— Extracted data entries —
* START *
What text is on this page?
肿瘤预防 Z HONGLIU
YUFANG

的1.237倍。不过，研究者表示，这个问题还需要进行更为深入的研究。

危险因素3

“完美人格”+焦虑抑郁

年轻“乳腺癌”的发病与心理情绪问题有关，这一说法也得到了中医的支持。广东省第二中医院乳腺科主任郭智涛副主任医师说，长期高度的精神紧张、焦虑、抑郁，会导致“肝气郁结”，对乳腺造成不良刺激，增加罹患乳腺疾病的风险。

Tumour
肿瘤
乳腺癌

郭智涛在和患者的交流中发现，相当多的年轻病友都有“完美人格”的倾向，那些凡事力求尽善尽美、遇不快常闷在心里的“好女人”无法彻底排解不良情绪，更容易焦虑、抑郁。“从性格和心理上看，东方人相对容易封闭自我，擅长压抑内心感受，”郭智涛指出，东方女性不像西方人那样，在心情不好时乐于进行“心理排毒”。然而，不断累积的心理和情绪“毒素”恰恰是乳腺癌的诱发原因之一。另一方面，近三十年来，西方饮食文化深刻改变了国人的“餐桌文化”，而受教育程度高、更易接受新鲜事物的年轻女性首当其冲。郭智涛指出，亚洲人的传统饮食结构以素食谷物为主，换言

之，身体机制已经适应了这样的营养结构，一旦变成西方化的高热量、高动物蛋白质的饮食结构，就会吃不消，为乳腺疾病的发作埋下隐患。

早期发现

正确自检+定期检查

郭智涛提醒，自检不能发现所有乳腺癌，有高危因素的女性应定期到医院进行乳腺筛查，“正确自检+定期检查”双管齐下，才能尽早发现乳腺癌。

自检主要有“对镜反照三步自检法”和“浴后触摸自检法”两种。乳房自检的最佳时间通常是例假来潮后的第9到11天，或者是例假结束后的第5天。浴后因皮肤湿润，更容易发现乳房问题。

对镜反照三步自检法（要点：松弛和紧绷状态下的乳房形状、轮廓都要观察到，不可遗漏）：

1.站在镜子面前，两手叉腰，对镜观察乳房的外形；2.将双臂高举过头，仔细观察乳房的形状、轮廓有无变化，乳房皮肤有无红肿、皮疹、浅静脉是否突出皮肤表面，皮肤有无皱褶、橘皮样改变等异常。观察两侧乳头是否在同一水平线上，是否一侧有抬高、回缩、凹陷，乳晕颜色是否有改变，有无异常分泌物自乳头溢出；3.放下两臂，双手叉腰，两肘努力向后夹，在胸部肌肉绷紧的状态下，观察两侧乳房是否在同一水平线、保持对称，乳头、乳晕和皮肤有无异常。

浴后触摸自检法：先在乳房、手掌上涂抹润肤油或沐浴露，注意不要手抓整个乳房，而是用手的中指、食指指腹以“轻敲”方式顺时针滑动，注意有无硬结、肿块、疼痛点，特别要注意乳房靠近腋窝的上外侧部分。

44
* END *
— GIVEN INSTRUCTION —
Retype every entry word for word.

— OUTPUT —
What text is on this page?
肿瘤预防 Z HONGLIU
YUFANG

的1.237倍。不过，研究者表示，这个问题还需要进行更为深入的研究。

危险因素3

“完美人格”+焦虑抑郁

年轻“乳腺癌”的发病与心理情绪问题有关，这一说法也得到了中医的支持。广东省第二中医院乳腺科主任郭智涛副主任医师说，长期高度的精神紧张、焦虑、抑郁，会导致“肝气郁结”，对乳腺造成不良刺激，增加罹患乳腺疾病的风险。

Tumour
肿瘤
乳腺癌

郭智涛在和患者的交流中发现，相当多的年轻病友都有“完美人格”的倾向，那些凡事力求尽善尽美、遇不快常闷在心里的“好女人”无法彻底排解不良情绪，更容易焦虑、抑郁。“从性格和心理上看，东方人相对容易封闭自我，擅长压抑内心感受，”郭智涛指出，东方女性不像西方人那样，在心情不好时乐于进行“心理排毒”。然而，不断累积的心理和情绪“毒素”恰恰是乳腺癌的诱发原因之一。另一方面，近三十年来，西方饮食文化深刻改变了国人的“餐桌文化”，而受教育程度高、更易接受新鲜事物的年轻女性首当其冲。郭智涛指出，亚洲人的传统饮食结构以素食谷物为主，换言

之，身体机制已经适应了这样的营养结构，一旦变成西方化的高热量、高动物蛋白质的饮食结构，就会吃不消，为乳腺疾病的发作埋下隐患。

早期发现

正确自检+定期检查

郭智涛提醒，自检不能发现所有乳腺癌，有高危因素的女性应定期到医院进行乳腺筛查，“正确自检+定期检查”双管齐下，才能尽早发现乳腺癌。

自检主要有“对镜反照三步自检法”和“浴后触摸自检法”两种。乳房自检的最佳时间通常是例假来潮后的第9到11天，或者是例假结束后的第5天。浴后因皮肤湿润，更容易发现乳房问题。

对镜反照三步自检法（要点：松弛和紧绷状态下的乳房形状、轮廓都要观察到，不可遗漏）：

1.站在镜子面前，两手叉腰，对镜观察乳房的外形；2.将双臂高举过头，仔细观察乳房的形状、轮廓有无变化，乳房皮肤有无红肿、皮疹、浅静脉是否突出皮肤表面，皮肤有无皱褶、橘皮样改变等异常。观察两侧乳头是否在同一水平线上，是否一侧有抬高、回缩、凹陷，乳晕颜色是否有改变，有无异常分泌物自乳头溢出；3.放下两臂，双手叉腰，两肘努力向后夹，在胸部肌肉绷紧的状态下，观察两侧乳房是否在同一水平线、保持对称，乳头、乳晕和皮肤有无异常。

浴后触摸自检法：先在乳房、手掌上涂抹润肤油或沐浴露，注意不要手抓整个乳房，而是用手的中指、食指指腹以“轻敲”方式顺时针滑动，注意有无硬结、肿块、疼痛点，特别要注意乳房靠近腋窝的上外侧部分。

44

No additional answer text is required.